# [Stated exercise]
Find the lines containing the word "ylabel" and copy every one of them.

# [Data entries for graphics]
┏━━
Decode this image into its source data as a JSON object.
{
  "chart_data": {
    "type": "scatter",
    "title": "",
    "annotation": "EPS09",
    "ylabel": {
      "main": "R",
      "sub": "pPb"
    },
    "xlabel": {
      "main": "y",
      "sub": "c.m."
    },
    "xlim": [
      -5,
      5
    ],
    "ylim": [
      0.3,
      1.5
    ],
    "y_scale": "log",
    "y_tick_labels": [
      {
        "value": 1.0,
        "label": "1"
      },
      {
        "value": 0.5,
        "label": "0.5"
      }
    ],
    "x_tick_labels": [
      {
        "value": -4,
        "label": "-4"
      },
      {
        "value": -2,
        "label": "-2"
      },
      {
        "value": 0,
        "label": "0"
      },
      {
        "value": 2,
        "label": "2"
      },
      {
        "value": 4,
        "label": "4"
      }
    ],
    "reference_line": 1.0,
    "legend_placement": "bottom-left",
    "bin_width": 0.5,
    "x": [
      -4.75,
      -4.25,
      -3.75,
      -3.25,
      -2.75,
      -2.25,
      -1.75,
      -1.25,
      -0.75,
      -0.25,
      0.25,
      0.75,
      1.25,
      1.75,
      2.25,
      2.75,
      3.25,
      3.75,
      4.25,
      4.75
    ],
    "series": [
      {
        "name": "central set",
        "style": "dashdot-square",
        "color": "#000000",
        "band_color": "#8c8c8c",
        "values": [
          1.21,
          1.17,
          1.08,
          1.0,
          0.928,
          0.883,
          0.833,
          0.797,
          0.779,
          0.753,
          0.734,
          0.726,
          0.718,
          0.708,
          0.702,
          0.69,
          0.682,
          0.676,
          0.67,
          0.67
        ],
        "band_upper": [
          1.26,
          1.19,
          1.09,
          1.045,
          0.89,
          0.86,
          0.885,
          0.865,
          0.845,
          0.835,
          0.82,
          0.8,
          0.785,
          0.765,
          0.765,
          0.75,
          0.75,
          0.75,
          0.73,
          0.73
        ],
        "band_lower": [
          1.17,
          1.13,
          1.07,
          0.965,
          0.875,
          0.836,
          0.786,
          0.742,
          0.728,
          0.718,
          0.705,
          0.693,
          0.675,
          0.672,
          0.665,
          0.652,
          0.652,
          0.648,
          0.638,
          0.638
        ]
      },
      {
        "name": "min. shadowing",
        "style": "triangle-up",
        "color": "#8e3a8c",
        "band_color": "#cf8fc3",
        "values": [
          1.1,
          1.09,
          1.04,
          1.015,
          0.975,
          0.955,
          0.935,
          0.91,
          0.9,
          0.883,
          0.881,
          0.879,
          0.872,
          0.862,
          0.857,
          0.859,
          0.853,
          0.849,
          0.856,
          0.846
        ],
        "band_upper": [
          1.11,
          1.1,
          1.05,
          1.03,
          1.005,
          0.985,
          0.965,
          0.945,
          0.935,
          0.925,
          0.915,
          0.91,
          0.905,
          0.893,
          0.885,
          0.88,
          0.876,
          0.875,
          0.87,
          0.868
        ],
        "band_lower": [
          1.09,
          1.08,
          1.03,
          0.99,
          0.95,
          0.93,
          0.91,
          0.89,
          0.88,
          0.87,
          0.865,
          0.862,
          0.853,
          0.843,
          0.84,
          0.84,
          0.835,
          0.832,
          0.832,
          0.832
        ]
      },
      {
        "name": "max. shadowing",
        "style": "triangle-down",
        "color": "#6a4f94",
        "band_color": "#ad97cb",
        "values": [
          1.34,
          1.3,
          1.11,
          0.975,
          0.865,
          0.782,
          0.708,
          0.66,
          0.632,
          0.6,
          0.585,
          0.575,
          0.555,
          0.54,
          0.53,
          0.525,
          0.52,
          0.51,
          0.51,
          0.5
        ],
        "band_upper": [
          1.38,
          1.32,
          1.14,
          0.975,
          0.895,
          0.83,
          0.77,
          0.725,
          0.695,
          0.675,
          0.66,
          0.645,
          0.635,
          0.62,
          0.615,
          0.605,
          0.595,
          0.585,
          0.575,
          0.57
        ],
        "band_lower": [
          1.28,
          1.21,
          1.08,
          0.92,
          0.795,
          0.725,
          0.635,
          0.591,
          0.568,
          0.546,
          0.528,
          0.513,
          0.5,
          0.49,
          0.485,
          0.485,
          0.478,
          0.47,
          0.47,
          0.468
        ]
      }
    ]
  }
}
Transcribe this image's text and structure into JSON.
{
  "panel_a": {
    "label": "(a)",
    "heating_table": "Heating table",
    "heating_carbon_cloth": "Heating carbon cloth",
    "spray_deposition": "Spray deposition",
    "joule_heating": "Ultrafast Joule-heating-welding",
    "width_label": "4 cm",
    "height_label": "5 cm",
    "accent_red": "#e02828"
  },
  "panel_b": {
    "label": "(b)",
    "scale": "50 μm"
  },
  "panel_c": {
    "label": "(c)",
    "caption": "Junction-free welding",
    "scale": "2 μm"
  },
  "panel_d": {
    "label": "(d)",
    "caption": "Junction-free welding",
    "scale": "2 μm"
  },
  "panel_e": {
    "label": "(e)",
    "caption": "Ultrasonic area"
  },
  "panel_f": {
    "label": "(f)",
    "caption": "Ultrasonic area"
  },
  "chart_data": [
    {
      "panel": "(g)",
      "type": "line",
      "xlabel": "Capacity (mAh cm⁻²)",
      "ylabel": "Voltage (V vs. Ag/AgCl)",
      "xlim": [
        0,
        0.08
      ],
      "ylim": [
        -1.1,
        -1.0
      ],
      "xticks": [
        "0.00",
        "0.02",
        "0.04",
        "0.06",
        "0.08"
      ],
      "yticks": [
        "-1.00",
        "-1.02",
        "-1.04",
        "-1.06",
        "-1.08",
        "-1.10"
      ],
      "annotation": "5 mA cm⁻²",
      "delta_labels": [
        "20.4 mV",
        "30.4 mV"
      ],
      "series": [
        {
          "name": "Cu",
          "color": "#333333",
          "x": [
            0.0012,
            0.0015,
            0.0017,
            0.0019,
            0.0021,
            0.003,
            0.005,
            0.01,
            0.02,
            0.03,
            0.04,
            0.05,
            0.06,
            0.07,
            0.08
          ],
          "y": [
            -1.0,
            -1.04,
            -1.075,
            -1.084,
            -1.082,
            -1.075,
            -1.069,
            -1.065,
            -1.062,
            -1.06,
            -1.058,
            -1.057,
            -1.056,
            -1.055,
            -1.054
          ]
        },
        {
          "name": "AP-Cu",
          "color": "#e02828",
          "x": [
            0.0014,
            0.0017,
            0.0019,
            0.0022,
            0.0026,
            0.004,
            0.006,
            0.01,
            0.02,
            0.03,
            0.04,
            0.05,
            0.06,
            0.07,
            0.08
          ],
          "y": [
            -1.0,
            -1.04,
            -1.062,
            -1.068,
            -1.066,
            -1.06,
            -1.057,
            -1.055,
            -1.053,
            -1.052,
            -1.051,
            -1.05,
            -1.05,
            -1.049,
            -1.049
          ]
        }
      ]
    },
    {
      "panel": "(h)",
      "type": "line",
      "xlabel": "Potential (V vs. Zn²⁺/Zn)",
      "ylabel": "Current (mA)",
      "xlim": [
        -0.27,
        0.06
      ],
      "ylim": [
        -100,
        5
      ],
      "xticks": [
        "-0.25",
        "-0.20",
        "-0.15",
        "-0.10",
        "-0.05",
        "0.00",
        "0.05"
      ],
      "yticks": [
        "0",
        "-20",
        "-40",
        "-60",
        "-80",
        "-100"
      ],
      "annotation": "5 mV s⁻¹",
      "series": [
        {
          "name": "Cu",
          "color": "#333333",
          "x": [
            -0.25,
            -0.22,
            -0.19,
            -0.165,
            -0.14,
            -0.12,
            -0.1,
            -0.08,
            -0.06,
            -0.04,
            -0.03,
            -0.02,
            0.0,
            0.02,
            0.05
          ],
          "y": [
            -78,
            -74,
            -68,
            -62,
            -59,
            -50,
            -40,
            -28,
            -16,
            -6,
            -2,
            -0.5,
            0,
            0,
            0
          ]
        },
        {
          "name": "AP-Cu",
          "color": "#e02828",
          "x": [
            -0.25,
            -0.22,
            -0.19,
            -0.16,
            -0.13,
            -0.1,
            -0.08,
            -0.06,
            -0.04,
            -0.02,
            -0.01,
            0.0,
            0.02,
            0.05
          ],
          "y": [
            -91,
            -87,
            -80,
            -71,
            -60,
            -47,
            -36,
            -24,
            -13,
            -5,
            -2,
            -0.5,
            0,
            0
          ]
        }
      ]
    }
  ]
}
┗━━
# [Output for this task]
    "ylabel": {
      "ylabel": "Voltage (V vs. Ag/AgCl)",
      "ylabel": "Current (mA)",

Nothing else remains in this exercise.